-- begin Passage --

Re: [PATCH v2] EXP rcu: Move expedited grace period (GP) work to RT kthread_worker

From: "Paul E. McKenney" <paulmck@kernel.org>
To: Joel Fernandes <joel@joelfernandes.org>
Cc: Kalesh Singh <kaleshsingh@google.com>,
	Suren Baghdasaryan <surenb@google.com>,
	kernel-team <kernel-team@android.com>, Tejun Heo <tj@kernel.org>,
	Tim Murray <timmurray@google.com>, Wei Wang <wvw@google.com>,
	Kyle Lin <kylelin@google.com>, Chunwei Lu <chunweilu@google.com>,
	Lulu Wang <luluw@google.com>,
	Frederic Weisbecker <frederic@kernel.org>,
	Neeraj Upadhyay <quic_neeraju@quicinc.com>,
	Josh Triplett <josh@joshtriplett.org>,
	Steven Rostedt <rostedt@goodmis.org>,
	Mathieu Desnoyers <mathieu.desnoyers@efficios.com>,
	Lai Jiangshan <jiangshanlai@gmail.com>, rcu <rcu@vger.kernel.org>,
	LKML <linux-kernel@vger.kernel.org>
Subject: Re: [PATCH v2] EXP rcu: Move expedited grace period (GP) work to RT kthread_worker
Date: Fri, 8 Apr 2022 08:34:47 -0700	[thread overview]
Message-ID: <20220408153447.GE4285@paulmck-ThinkPad-P17-Gen-1> (raw)

-- end Passage --

Task set →
A) Who sent the patch-discussion email, going by its header?
B) Continue the email about moving expedited grace period work to an RT kthread_worker, starting right after its header.

-- begin Information supplied --

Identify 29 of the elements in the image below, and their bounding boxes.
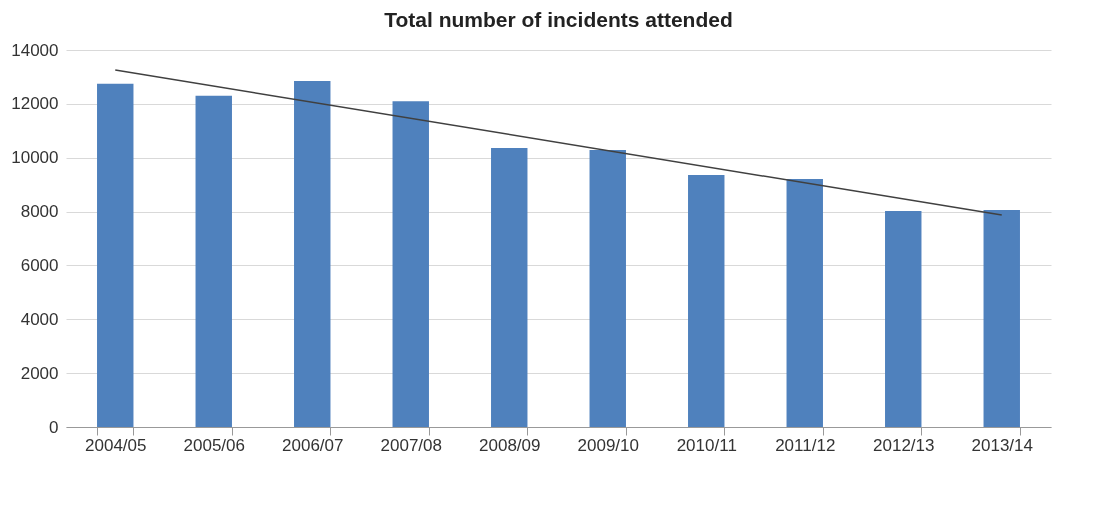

-- end Information supplied --

Results in order →
A) Paul E. McKenney

B)
In-Reply-To: <CAEXW_YSrGKXh5DiJyrNvmbssSXbWBkA-XUjGRdS8HtGvW1r6hw@mail.gmail.com>

On Fri, Apr 08, 2022 at 10:41:26AM -0400, Joel Fernandes wrote:
> On Fri, Apr 8, 2022 at 10:34 AM Paul E. McKenney <paulmck@kernel.org> wrote:
> >
> > On Fri, Apr 08, 2022 at 06:42:42AM -0400, Joel Fernandes wrote:
> > > On Fri, Apr 8, 2022 at 12:57 AM Kalesh Singh <kaleshsingh@google.com> wrote:
> > > >
> > > [...]
> > > > @@ -334,15 +334,13 @@ static bool exp_funnel_lock(unsigned long s)
> > > >   * Select the CPUs within the specified rcu_node that the upcoming
> > > >   * expedited grace period needs to wait for.
> > > >   */
> > > > -static void sync_rcu_exp_select_node_cpus(struct work_struct *wp)
> > > > +static void __sync_rcu_exp_select_node_cpus(struct rcu_exp_work *rewp)
> > > >  {
> > > >         int cpu;
> > > >         unsigned long flags;
> > > >         unsigned long mask_ofl_test;
> > > >         unsigned long mask_ofl_ipi;
> > > >         int ret;
> > > > -       struct rcu_exp_work *rewp =
> > > > -               container_of(wp, struct rcu_exp_work, rew_work);
> > > >         struct rcu_node *rnp = container_of(rewp, struct rcu_node, rew);
> > > >
> > > >         raw_spin_lock_irqsave_rcu_node(rnp, flags);
> > > > @@ -417,13 +415,119 @@ static void sync_rcu_exp_select_node_cpus(struct work_struct *wp)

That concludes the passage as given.